** Exercise directions **
Scan the data. Collect each line that contains the word "study".

** Items **
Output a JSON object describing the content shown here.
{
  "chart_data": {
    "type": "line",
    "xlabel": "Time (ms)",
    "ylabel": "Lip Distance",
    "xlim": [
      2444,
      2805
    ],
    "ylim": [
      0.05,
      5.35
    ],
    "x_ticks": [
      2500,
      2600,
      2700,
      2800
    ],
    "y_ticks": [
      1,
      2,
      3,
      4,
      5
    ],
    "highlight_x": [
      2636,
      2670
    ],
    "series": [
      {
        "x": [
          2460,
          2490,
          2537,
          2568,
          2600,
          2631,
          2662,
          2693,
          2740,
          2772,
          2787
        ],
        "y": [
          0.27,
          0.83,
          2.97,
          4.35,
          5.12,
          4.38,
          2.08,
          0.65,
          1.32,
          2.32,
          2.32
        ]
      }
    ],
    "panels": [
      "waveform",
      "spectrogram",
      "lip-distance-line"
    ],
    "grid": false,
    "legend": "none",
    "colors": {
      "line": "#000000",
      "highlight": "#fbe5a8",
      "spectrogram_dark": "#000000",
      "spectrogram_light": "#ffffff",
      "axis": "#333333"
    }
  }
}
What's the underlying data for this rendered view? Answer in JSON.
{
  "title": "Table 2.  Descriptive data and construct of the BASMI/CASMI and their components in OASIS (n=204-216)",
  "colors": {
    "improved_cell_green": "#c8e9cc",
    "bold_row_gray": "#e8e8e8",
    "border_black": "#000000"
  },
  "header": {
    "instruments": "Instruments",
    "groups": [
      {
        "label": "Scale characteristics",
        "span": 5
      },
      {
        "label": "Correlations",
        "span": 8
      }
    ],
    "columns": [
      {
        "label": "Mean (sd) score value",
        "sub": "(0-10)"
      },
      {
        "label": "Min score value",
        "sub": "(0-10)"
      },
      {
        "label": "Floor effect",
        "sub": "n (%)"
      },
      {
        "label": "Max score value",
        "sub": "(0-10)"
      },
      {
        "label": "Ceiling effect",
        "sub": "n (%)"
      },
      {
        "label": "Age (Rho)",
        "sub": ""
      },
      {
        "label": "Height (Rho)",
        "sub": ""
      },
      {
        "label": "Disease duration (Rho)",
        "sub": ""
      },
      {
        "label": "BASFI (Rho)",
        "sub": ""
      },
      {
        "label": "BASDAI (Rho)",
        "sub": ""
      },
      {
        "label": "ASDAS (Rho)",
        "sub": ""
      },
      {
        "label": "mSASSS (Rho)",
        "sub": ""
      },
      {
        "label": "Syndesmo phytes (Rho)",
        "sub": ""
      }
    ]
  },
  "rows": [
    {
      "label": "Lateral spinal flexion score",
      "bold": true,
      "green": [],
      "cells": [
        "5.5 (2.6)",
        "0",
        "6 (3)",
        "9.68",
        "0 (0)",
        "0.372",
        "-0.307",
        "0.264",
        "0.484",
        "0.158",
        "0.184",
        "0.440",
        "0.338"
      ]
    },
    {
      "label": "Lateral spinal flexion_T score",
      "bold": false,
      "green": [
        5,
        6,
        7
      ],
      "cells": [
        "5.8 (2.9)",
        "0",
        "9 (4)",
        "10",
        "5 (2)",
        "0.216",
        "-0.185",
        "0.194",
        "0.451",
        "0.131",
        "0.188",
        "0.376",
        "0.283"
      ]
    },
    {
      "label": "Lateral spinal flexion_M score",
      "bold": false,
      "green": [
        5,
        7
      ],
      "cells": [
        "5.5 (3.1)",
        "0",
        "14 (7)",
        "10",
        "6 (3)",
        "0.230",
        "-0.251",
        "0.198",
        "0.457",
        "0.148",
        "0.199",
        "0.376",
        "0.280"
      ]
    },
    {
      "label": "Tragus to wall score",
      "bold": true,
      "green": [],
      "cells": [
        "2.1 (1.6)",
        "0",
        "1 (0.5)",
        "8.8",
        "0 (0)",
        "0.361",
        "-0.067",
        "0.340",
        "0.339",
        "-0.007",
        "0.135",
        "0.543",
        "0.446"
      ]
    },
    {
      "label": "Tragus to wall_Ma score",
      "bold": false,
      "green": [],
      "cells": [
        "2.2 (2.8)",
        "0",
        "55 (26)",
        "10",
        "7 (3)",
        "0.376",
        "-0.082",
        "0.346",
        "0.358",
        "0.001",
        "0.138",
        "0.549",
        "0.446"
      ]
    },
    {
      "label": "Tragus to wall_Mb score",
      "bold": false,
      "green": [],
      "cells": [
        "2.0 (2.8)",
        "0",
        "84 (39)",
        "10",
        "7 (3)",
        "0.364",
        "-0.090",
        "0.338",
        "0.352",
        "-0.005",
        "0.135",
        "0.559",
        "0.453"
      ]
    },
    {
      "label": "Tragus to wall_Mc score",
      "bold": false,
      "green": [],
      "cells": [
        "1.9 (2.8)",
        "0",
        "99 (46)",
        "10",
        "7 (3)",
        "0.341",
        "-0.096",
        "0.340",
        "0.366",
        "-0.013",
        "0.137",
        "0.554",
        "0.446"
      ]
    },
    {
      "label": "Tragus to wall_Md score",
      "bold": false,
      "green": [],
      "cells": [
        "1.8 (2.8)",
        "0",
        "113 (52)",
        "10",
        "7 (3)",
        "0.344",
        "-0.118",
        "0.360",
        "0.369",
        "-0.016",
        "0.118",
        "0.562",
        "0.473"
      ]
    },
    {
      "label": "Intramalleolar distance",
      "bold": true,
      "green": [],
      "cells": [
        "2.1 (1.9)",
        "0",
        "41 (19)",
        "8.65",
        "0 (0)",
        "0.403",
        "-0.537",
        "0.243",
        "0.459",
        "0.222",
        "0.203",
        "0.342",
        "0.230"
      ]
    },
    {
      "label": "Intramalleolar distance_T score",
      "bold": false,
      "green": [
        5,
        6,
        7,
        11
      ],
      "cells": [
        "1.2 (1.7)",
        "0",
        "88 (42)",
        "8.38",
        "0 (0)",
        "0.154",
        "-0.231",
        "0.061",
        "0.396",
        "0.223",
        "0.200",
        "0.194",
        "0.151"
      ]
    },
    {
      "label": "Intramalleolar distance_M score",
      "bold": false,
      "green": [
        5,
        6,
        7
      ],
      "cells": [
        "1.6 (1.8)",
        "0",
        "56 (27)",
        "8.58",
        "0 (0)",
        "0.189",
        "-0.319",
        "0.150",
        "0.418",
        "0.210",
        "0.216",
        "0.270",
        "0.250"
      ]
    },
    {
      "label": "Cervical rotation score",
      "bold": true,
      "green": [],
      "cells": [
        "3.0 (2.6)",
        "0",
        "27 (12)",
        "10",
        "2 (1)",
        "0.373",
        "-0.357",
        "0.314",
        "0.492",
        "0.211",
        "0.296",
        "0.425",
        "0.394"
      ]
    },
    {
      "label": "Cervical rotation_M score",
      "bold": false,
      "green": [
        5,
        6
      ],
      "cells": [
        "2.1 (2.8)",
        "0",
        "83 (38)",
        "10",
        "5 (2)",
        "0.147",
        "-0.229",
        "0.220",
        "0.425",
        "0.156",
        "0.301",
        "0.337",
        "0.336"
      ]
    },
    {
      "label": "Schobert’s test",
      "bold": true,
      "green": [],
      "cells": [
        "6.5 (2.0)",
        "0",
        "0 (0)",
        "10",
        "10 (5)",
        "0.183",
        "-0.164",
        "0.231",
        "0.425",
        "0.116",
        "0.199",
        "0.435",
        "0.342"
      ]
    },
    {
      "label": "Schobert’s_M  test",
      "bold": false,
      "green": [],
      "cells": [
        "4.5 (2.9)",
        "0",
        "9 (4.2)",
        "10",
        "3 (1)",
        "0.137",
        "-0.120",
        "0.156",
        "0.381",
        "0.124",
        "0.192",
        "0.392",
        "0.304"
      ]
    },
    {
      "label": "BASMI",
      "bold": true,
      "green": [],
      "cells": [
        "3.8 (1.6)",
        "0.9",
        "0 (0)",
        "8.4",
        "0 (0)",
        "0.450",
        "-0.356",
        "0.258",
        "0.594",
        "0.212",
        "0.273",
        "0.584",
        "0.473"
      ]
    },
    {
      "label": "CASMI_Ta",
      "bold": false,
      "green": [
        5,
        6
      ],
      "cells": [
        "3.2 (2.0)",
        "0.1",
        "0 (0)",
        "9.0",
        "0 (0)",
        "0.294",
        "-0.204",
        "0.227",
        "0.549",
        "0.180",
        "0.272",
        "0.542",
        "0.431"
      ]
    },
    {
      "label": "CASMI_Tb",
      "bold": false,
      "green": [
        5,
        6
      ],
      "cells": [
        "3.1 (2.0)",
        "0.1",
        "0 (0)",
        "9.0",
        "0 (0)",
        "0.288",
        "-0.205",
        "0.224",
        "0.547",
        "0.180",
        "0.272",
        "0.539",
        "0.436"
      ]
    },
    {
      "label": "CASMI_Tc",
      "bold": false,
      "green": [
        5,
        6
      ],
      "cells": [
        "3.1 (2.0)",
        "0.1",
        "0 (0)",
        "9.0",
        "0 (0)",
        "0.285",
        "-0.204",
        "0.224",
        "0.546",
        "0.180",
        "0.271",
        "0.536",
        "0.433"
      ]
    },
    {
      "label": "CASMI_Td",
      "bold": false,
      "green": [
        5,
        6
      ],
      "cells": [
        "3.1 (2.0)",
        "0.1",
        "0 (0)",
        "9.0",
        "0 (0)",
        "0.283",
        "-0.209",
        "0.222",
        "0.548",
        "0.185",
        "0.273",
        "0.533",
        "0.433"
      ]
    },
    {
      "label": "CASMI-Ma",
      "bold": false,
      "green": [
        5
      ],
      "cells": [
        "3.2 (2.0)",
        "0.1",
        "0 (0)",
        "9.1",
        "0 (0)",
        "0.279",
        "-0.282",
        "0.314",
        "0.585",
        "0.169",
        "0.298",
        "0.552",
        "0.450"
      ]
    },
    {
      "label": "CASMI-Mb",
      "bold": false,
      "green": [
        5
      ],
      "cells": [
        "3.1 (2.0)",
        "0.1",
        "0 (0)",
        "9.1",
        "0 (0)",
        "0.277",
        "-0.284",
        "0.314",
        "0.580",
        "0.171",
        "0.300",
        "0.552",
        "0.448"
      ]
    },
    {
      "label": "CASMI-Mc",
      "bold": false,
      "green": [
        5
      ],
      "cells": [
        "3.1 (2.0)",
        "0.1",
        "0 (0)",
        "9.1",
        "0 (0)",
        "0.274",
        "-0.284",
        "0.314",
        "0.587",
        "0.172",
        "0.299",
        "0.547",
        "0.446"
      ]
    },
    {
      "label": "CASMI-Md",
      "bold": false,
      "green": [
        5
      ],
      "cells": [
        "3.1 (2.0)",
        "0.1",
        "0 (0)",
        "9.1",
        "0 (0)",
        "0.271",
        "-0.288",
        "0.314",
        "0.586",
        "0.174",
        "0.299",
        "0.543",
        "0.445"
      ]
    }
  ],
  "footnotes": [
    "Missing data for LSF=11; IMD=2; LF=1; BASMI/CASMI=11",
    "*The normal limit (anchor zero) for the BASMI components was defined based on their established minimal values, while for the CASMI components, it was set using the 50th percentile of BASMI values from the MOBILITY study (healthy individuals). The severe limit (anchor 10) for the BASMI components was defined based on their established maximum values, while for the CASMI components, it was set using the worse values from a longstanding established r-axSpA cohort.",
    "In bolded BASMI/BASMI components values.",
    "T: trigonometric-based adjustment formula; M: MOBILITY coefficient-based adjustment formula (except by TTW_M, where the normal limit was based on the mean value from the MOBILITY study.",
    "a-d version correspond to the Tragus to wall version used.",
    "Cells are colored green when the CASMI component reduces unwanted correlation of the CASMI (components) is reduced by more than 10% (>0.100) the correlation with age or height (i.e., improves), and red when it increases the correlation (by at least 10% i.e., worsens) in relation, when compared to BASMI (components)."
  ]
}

** Written reply **
    "*The normal limit (anchor zero) for the BASMI components was defined based on their established minimal values, while for the CASMI components, it was set using the 50th percentile of BASMI values from the MOBILITY study (healthy individuals). The severe limit (anchor 10) for the BASMI components was defined based on their established maximum values, while for the CASMI components, it was set using the worse values from a longstanding established r-axSpA cohort.",
    "T: trigonometric-based adjustment formula; M: MOBILITY coefficient-based adjustment formula (except by TTW_M, where the normal limit was based on the mean value from the MOBILITY study.",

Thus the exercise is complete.